WORK INSTRUCTIONS>
Please output every line of the material as it stands, without the pictures.

EXERCISE INPUT>
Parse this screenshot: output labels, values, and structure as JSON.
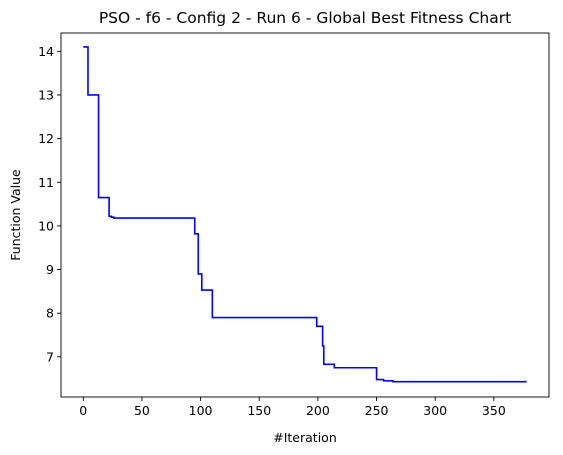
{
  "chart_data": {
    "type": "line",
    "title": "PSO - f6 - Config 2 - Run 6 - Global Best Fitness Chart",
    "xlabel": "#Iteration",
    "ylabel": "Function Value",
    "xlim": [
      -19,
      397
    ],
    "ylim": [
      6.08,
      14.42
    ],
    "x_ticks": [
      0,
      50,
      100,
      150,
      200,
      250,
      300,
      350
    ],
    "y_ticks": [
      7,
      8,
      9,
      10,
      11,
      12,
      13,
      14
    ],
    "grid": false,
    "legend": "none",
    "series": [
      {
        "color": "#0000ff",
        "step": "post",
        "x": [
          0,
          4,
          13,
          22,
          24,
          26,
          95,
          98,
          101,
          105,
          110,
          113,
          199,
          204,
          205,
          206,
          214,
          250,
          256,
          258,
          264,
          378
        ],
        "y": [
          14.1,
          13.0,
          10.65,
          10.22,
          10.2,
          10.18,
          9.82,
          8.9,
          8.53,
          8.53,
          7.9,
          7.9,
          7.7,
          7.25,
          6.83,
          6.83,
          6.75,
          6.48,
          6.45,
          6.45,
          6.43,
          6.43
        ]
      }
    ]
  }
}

FINISHED TASK>
Parse this screenshot: output labels, values, and structure as JSON.
{
  "chart_data": {
    "type": "line",
    "title": "PSO - f6 - Config 2 - Run 6 - Global Best Fitness Chart",
    "xlabel": "#Iteration",
    "ylabel": "Function Value",
    "xlim": [
      -19,
      397
    ],
    "ylim": [
      6.08,
      14.42
    ],
    "x_ticks": [
      0,
      50,
      100,
      150,
      200,
      250,
      300,
      350
    ],
    "y_ticks": [
      7,
      8,
      9,
      10,
      11,
      12,
      13,
      14
    ],
    "grid": false,
    "legend": "none",
    "series": [
      {
        "color": "#0000ff",
        "step": "post",
        "x": [
          0,
          4,
          13,
          22,
          24,
          26,
          95,
          98,
          101,
          105,
          110,
          113,
          199,
          204,
          205,
          206,
          214,
          250,
          256,
          258,
          264,
          378
        ],
        "y": [
          14.1,
          13.0,
          10.65,
          10.22,
          10.2,
          10.18,
          9.82,
          8.9,
          8.53,
          8.53,
          7.9,
          7.9,
          7.7,
          7.25,
          6.83,
          6.83,
          6.75,
          6.48,
          6.45,
          6.45,
          6.43,
          6.43
        ]
      }
    ]
  }
}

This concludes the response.